### Aim:
Present the following entries again, word for word and in full.

----------------------------------------

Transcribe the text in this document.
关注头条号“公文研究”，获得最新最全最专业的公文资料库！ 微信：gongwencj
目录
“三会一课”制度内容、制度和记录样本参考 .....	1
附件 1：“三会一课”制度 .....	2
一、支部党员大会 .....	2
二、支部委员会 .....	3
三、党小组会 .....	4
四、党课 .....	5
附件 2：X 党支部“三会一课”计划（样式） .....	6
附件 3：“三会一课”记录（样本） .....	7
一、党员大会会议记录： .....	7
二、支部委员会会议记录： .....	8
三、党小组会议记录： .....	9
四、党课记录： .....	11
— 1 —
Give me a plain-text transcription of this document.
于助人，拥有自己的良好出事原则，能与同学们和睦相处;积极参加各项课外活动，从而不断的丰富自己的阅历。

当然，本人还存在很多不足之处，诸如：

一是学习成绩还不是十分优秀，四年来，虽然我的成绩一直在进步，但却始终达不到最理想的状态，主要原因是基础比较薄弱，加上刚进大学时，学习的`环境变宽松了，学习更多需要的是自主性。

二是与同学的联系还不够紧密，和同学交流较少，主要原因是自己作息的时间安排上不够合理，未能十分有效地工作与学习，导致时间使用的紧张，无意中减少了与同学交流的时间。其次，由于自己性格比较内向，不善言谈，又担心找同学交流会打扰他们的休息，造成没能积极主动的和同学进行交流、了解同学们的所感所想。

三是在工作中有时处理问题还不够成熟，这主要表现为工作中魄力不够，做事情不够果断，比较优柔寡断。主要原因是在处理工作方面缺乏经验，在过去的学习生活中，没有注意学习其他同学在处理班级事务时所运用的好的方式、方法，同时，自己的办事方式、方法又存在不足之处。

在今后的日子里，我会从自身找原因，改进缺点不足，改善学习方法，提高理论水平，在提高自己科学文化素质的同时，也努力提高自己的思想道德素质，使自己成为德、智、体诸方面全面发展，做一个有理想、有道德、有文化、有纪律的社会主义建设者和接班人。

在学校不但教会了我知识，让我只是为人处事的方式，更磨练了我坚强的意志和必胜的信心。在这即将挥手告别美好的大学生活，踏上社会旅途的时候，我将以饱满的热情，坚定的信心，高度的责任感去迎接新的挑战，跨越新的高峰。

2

----------------------------------------

### In response:
Transcribe the text in this document.
关注头条号“公文研究”，获得最新最全最专业的公文资料库！ 微信：gongwencj
目录
“三会一课”制度内容、制度和记录样本参考 .....	1
附件 1：“三会一课”制度 .....	2
一、支部党员大会 .....	2
二、支部委员会 .....	3
三、党小组会 .....	4
四、党课 .....	5
附件 2：X 党支部“三会一课”计划（样式） .....	6
附件 3：“三会一课”记录（样本） .....	7
一、党员大会会议记录： .....	7
二、支部委员会会议记录： .....	8
三、党小组会议记录： .....	9
四、党课记录： .....	11
— 1 —
Give me a plain-text transcription of this document.
于助人，拥有自己的良好出事原则，能与同学们和睦相处;积极参加各项课外活动，从而不断的丰富自己的阅历。

当然，本人还存在很多不足之处，诸如：

一是学习成绩还不是十分优秀，四年来，虽然我的成绩一直在进步，但却始终达不到最理想的状态，主要原因是基础比较薄弱，加上刚进大学时，学习的`环境变宽松了，学习更多需要的是自主性。

二是与同学的联系还不够紧密，和同学交流较少，主要原因是自己作息的时间安排上不够合理，未能十分有效地工作与学习，导致时间使用的紧张，无意中减少了与同学交流的时间。其次，由于自己性格比较内向，不善言谈，又担心找同学交流会打扰他们的休息，造成没能积极主动的和同学进行交流、了解同学们的所感所想。

三是在工作中有时处理问题还不够成熟，这主要表现为工作中魄力不够，做事情不够果断，比较优柔寡断。主要原因是在处理工作方面缺乏经验，在过去的学习生活中，没有注意学习其他同学在处理班级事务时所运用的好的方式、方法，同时，自己的办事方式、方法又存在不足之处。

在今后的日子里，我会从自身找原因，改进缺点不足，改善学习方法，提高理论水平，在提高自己科学文化素质的同时，也努力提高自己的思想道德素质，使自己成为德、智、体诸方面全面发展，做一个有理想、有道德、有文化、有纪律的社会主义建设者和接班人。

在学校不但教会了我知识，让我只是为人处事的方式，更磨练了我坚强的意志和必胜的信心。在这即将挥手告别美好的大学生活，踏上社会旅途的时候，我将以饱满的热情，坚定的信心，高度的责任感去迎接新的挑战，跨越新的高峰。

2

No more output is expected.